> [Data provided]
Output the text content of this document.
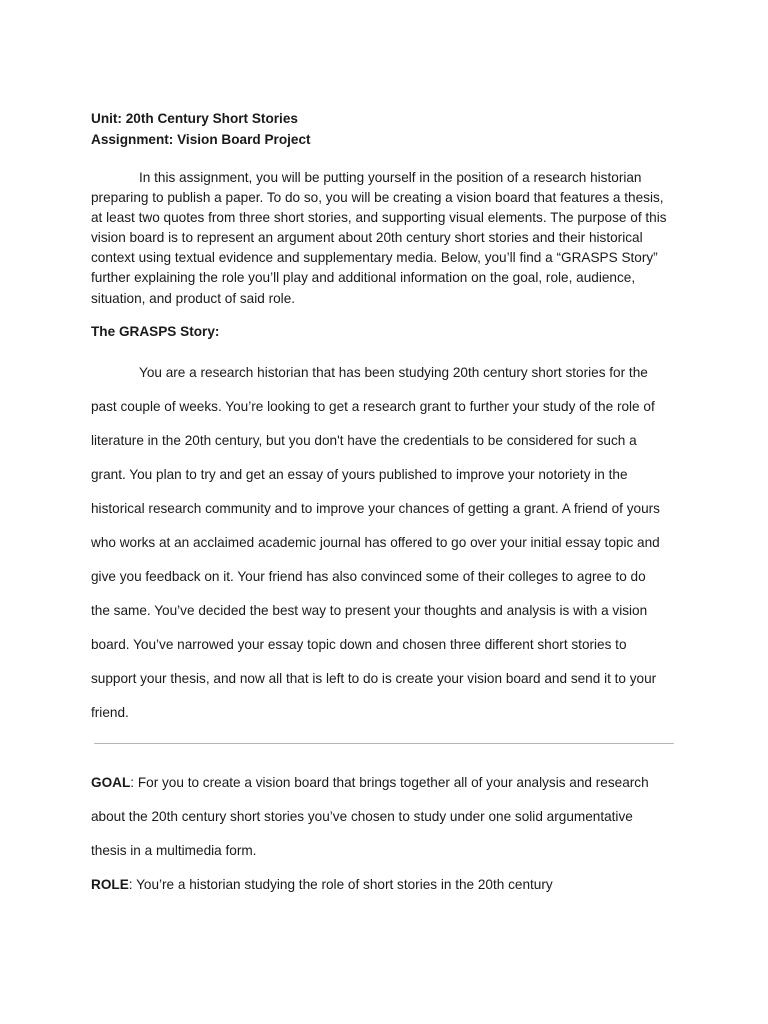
Unit: 20th Century Short Stories
Assignment: Vision Board Project
In this assignment, you will be putting yourself in the position of a research historian
preparing to publish a paper. To do so, you will be creating a vision board that features a thesis,
at least two quotes from three short stories, and supporting visual elements. The purpose of this
vision board is to represent an argument about 20th century short stories and their historical
context using textual evidence and supplementary media. Below, you’ll find a “GRASPS Story”
further explaining the role you’ll play and additional information on the goal, role, audience,
situation, and product of said role.
The GRASPS Story:
You are a research historian that has been studying 20th century short stories for the
past couple of weeks. You’re looking to get a research grant to further your study of the role of
literature in the 20th century, but you don't have the credentials to be considered for such a
grant. You plan to try and get an essay of yours published to improve your notoriety in the
historical research community and to improve your chances of getting a grant. A friend of yours
who works at an acclaimed academic journal has offered to go over your initial essay topic and
give you feedback on it. Your friend has also convinced some of their colleges to agree to do
the same. You’ve decided the best way to present your thoughts and analysis is with a vision
board. You’ve narrowed your essay topic down and chosen three different short stories to
support your thesis, and now all that is left to do is create your vision board and send it to your
friend.
GOAL: For you to create a vision board that brings together all of your analysis and research
about the 20th century short stories you’ve chosen to study under one solid argumentative
thesis in a multimedia form.
ROLE: You’re a historian studying the role of short stories in the 20th century
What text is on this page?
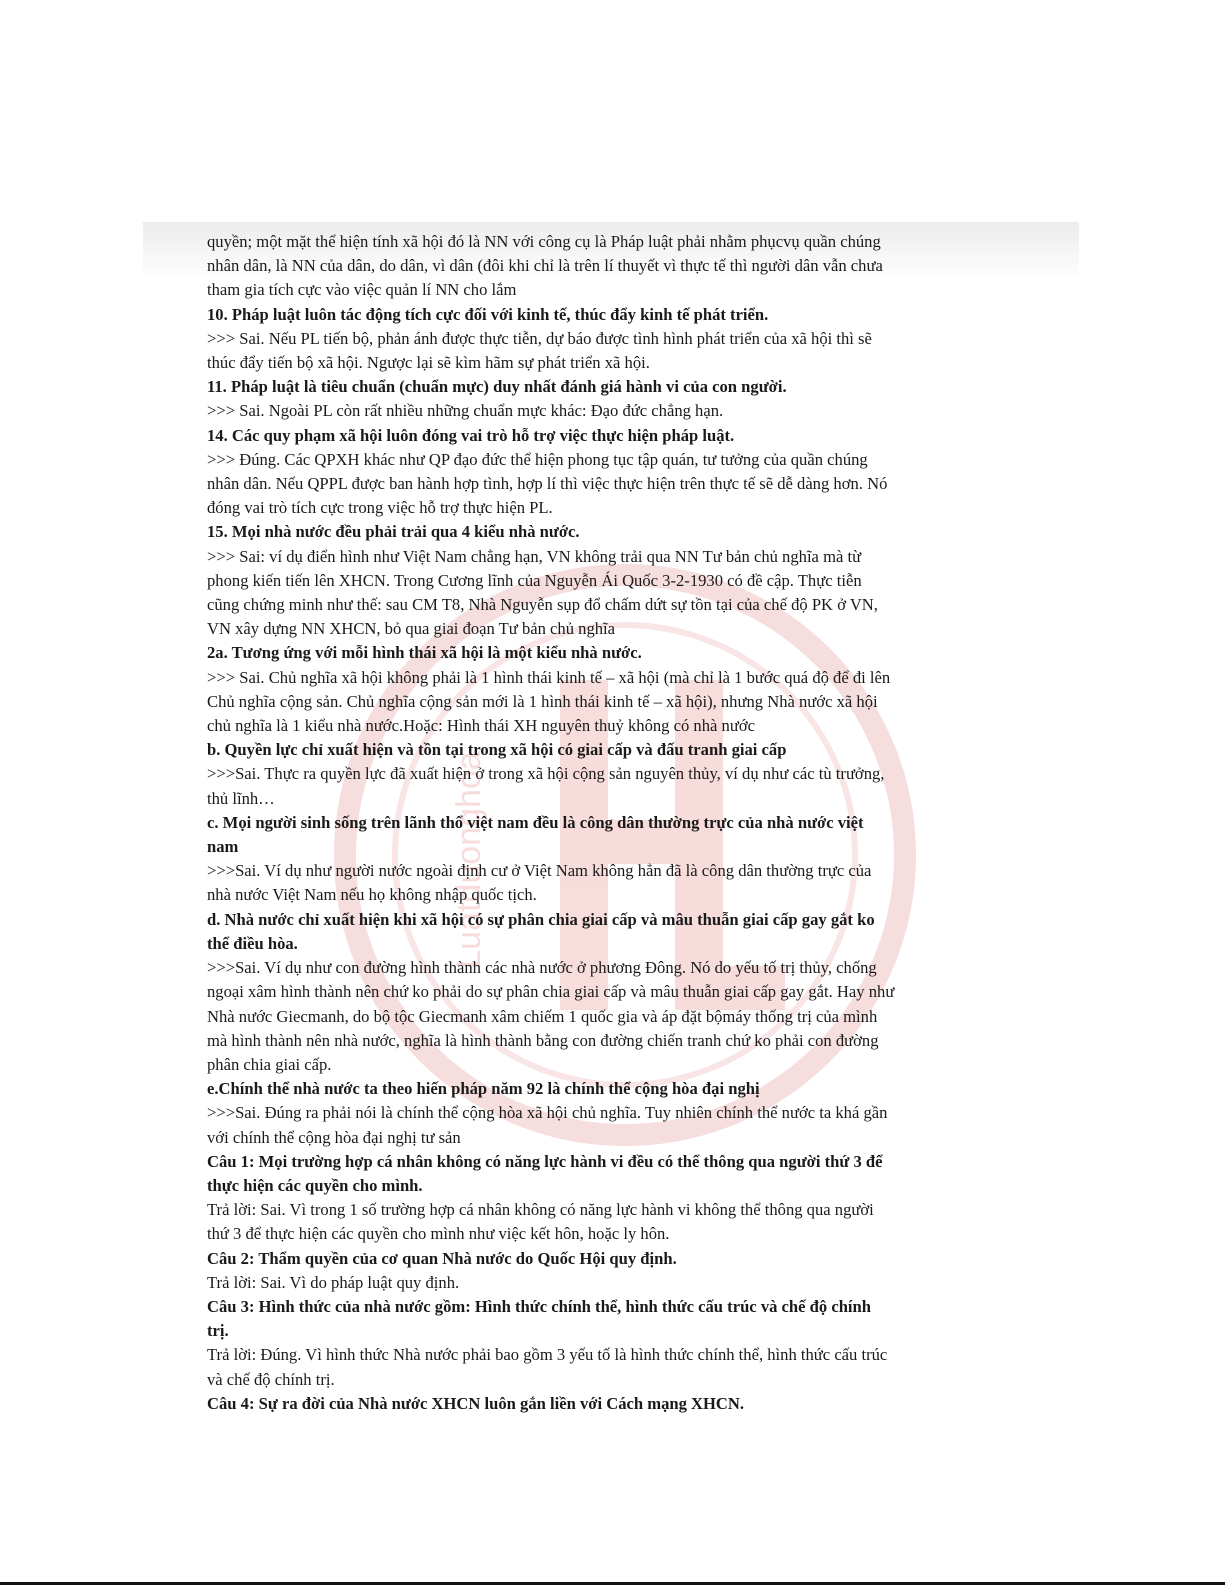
Luatduonghoa

quyền; một mặt thể hiện tính xã hội đó là NN với công cụ là Pháp luật phải nhằm phụcvụ quần chúng

nhân dân, là NN của dân, do dân, vì dân (đôi khi chỉ là trên lí thuyết vì thực tế thì người dân vẫn chưa

tham gia tích cực vào việc quản lí NN cho lắm

10. Pháp luật luôn tác động tích cực đối với kinh tế, thúc đẩy kinh tế phát triển.

>>> Sai. Nếu PL tiến bộ, phản ánh được thực tiễn, dự báo được tình hình phát triển của xã hội thì sẽ

thúc đẩy tiến bộ xã hội. Ngược lại sẽ kìm hãm sự phát triển xã hội.

11. Pháp luật là tiêu chuẩn (chuẩn mực) duy nhất đánh giá hành vi của con người.

>>> Sai. Ngoài PL còn rất nhiều những chuẩn mực khác: Đạo đức chẳng hạn.

14. Các quy phạm xã hội luôn đóng vai trò hỗ trợ việc thực hiện pháp luật.

>>> Đúng. Các QPXH khác như QP đạo đức thể hiện phong tục tập quán, tư tưởng của quần chúng

nhân dân. Nếu QPPL được ban hành hợp tình, hợp lí thì việc thực hiện trên thực tế sẽ dễ dàng hơn. Nó

đóng vai trò tích cực trong việc hỗ trợ thực hiện PL.

15. Mọi nhà nước đều phải trải qua 4 kiểu nhà nước.

>>> Sai: ví dụ điển hình như Việt Nam chẳng hạn, VN không trải qua NN Tư bản chủ nghĩa mà từ

phong kiến tiến lên XHCN. Trong Cương lĩnh của Nguyễn Ái Quốc 3-2-1930 có đề cập. Thực tiễn

cũng chứng minh như thế: sau CM T8, Nhà Nguyễn sụp đổ chấm dứt sự tồn tại của chế độ PK ở VN,

VN xây dựng NN XHCN, bỏ qua giai đoạn Tư bản chủ nghĩa

2a. Tương ứng với mỗi hình thái xã hội là một kiểu nhà nước.

>>> Sai. Chủ nghĩa xã hội không phải là 1 hình thái kinh tế – xã hội (mà chỉ là 1 bước quá độ để đi lên

Chủ nghĩa cộng sản. Chủ nghĩa cộng sản mới là 1 hình thái kinh tế – xã hội), nhưng Nhà nước xã hội

chủ nghĩa là 1 kiểu nhà nước.Hoặc: Hình thái XH nguyên thuỷ không có nhà nước

b. Quyền lực chỉ xuất hiện và tồn tại trong xã hội có giai cấp và đấu tranh giai cấp

>>>Sai. Thực ra quyền lực đã xuất hiện ở trong xã hội cộng sản nguyên thủy, ví dụ như các tù trưởng,

thủ lĩnh…

c. Mọi người sinh sống trên lãnh thổ việt nam đều là công dân thường trực của nhà nước việt

nam

>>>Sai. Ví dụ như người nước ngoài định cư ở Việt Nam không hẳn đã là công dân thường trực của

nhà nước Việt Nam nếu họ không nhập quốc tịch.

d. Nhà nước chỉ xuất hiện khi xã hội có sự phân chia giai cấp và mâu thuẫn giai cấp gay gắt ko

thể điều hòa.

>>>Sai. Ví dụ như con đường hình thành các nhà nước ở phương Đông. Nó do yếu tố trị thủy, chống

ngoại xâm hình thành nên chứ ko phải do sự phân chia giai cấp và mâu thuẫn giai cấp gay gắt. Hay như

Nhà nước Giecmanh, do bộ tộc Giecmanh xâm chiếm 1 quốc gia và áp đặt bộmáy thống trị của mình

mà hình thành nên nhà nước, nghĩa là hình thành bằng con đường chiến tranh chứ ko phải con đường

phân chia giai cấp.

e.Chính thể nhà nước ta theo hiến pháp năm 92 là chính thể cộng hòa đại nghị

>>>Sai. Đúng ra phải nói là chính thể cộng hòa xã hội chủ nghĩa. Tuy nhiên chính thể nước ta khá gần

với chính thể cộng hòa đại nghị tư sản

Câu 1: Mọi trường hợp cá nhân không có năng lực hành vi đều có thể thông qua người thứ 3 để

thực hiện các quyền cho mình.

Trả lời: Sai. Vì trong 1 số trường hợp cá nhân không có năng lực hành vi không thể thông qua người

thứ 3 để thực hiện các quyền cho mình như việc kết hôn, hoặc ly hôn.

Câu 2: Thẩm quyền của cơ quan Nhà nước do Quốc Hội quy định.

Trả lời: Sai. Vì do pháp luật quy định.

Câu 3: Hình thức của nhà nước gồm: Hình thức chính thể, hình thức cấu trúc và chế độ chính

trị.

Trả lời: Đúng. Vì hình thức Nhà nước phải bao gồm 3 yếu tố là hình thức chính thể, hình thức cấu trúc

và chế độ chính trị.

Câu 4: Sự ra đời của Nhà nước XHCN luôn gắn liền với Cách mạng XHCN.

> [Exercise aim] Output an exact copy of the material, with the pictures removed.

> [Task solution]
Output the text content of this document.
Unit: 20th Century Short Stories
Assignment: Vision Board Project
In this assignment, you will be putting yourself in the position of a research historian
preparing to publish a paper. To do so, you will be creating a vision board that features a thesis,
at least two quotes from three short stories, and supporting visual elements. The purpose of this
vision board is to represent an argument about 20th century short stories and their historical
context using textual evidence and supplementary media. Below, you’ll find a “GRASPS Story”
further explaining the role you’ll play and additional information on the goal, role, audience,
situation, and product of said role.
The GRASPS Story:
You are a research historian that has been studying 20th century short stories for the
past couple of weeks. You’re looking to get a research grant to further your study of the role of
literature in the 20th century, but you don't have the credentials to be considered for such a
grant. You plan to try and get an essay of yours published to improve your notoriety in the
historical research community and to improve your chances of getting a grant. A friend of yours
who works at an acclaimed academic journal has offered to go over your initial essay topic and
give you feedback on it. Your friend has also convinced some of their colleges to agree to do
the same. You’ve decided the best way to present your thoughts and analysis is with a vision
board. You’ve narrowed your essay topic down and chosen three different short stories to
support your thesis, and now all that is left to do is create your vision board and send it to your
friend.
GOAL: For you to create a vision board that brings together all of your analysis and research
about the 20th century short stories you’ve chosen to study under one solid argumentative
thesis in a multimedia form.
ROLE: You’re a historian studying the role of short stories in the 20th century
What text is on this page?
Luatduonghoa

quyền; một mặt thể hiện tính xã hội đó là NN với công cụ là Pháp luật phải nhằm phụcvụ quần chúng

nhân dân, là NN của dân, do dân, vì dân (đôi khi chỉ là trên lí thuyết vì thực tế thì người dân vẫn chưa

tham gia tích cực vào việc quản lí NN cho lắm

10. Pháp luật luôn tác động tích cực đối với kinh tế, thúc đẩy kinh tế phát triển.

>>> Sai. Nếu PL tiến bộ, phản ánh được thực tiễn, dự báo được tình hình phát triển của xã hội thì sẽ

thúc đẩy tiến bộ xã hội. Ngược lại sẽ kìm hãm sự phát triển xã hội.

11. Pháp luật là tiêu chuẩn (chuẩn mực) duy nhất đánh giá hành vi của con người.

>>> Sai. Ngoài PL còn rất nhiều những chuẩn mực khác: Đạo đức chẳng hạn.

14. Các quy phạm xã hội luôn đóng vai trò hỗ trợ việc thực hiện pháp luật.

>>> Đúng. Các QPXH khác như QP đạo đức thể hiện phong tục tập quán, tư tưởng của quần chúng

nhân dân. Nếu QPPL được ban hành hợp tình, hợp lí thì việc thực hiện trên thực tế sẽ dễ dàng hơn. Nó

đóng vai trò tích cực trong việc hỗ trợ thực hiện PL.

15. Mọi nhà nước đều phải trải qua 4 kiểu nhà nước.

>>> Sai: ví dụ điển hình như Việt Nam chẳng hạn, VN không trải qua NN Tư bản chủ nghĩa mà từ

phong kiến tiến lên XHCN. Trong Cương lĩnh của Nguyễn Ái Quốc 3-2-1930 có đề cập. Thực tiễn

cũng chứng minh như thế: sau CM T8, Nhà Nguyễn sụp đổ chấm dứt sự tồn tại của chế độ PK ở VN,

VN xây dựng NN XHCN, bỏ qua giai đoạn Tư bản chủ nghĩa

2a. Tương ứng với mỗi hình thái xã hội là một kiểu nhà nước.

>>> Sai. Chủ nghĩa xã hội không phải là 1 hình thái kinh tế – xã hội (mà chỉ là 1 bước quá độ để đi lên

Chủ nghĩa cộng sản. Chủ nghĩa cộng sản mới là 1 hình thái kinh tế – xã hội), nhưng Nhà nước xã hội

chủ nghĩa là 1 kiểu nhà nước.Hoặc: Hình thái XH nguyên thuỷ không có nhà nước

b. Quyền lực chỉ xuất hiện và tồn tại trong xã hội có giai cấp và đấu tranh giai cấp

>>>Sai. Thực ra quyền lực đã xuất hiện ở trong xã hội cộng sản nguyên thủy, ví dụ như các tù trưởng,

thủ lĩnh…

c. Mọi người sinh sống trên lãnh thổ việt nam đều là công dân thường trực của nhà nước việt

nam

>>>Sai. Ví dụ như người nước ngoài định cư ở Việt Nam không hẳn đã là công dân thường trực của

nhà nước Việt Nam nếu họ không nhập quốc tịch.

d. Nhà nước chỉ xuất hiện khi xã hội có sự phân chia giai cấp và mâu thuẫn giai cấp gay gắt ko

thể điều hòa.

>>>Sai. Ví dụ như con đường hình thành các nhà nước ở phương Đông. Nó do yếu tố trị thủy, chống

ngoại xâm hình thành nên chứ ko phải do sự phân chia giai cấp và mâu thuẫn giai cấp gay gắt. Hay như

Nhà nước Giecmanh, do bộ tộc Giecmanh xâm chiếm 1 quốc gia và áp đặt bộmáy thống trị của mình

mà hình thành nên nhà nước, nghĩa là hình thành bằng con đường chiến tranh chứ ko phải con đường

phân chia giai cấp.

e.Chính thể nhà nước ta theo hiến pháp năm 92 là chính thể cộng hòa đại nghị

>>>Sai. Đúng ra phải nói là chính thể cộng hòa xã hội chủ nghĩa. Tuy nhiên chính thể nước ta khá gần

với chính thể cộng hòa đại nghị tư sản

Câu 1: Mọi trường hợp cá nhân không có năng lực hành vi đều có thể thông qua người thứ 3 để

thực hiện các quyền cho mình.

Trả lời: Sai. Vì trong 1 số trường hợp cá nhân không có năng lực hành vi không thể thông qua người

thứ 3 để thực hiện các quyền cho mình như việc kết hôn, hoặc ly hôn.

Câu 2: Thẩm quyền của cơ quan Nhà nước do Quốc Hội quy định.

Trả lời: Sai. Vì do pháp luật quy định.

Câu 3: Hình thức của nhà nước gồm: Hình thức chính thể, hình thức cấu trúc và chế độ chính

trị.

Trả lời: Đúng. Vì hình thức Nhà nước phải bao gồm 3 yếu tố là hình thức chính thể, hình thức cấu trúc

và chế độ chính trị.

Câu 4: Sự ra đời của Nhà nước XHCN luôn gắn liền với Cách mạng XHCN.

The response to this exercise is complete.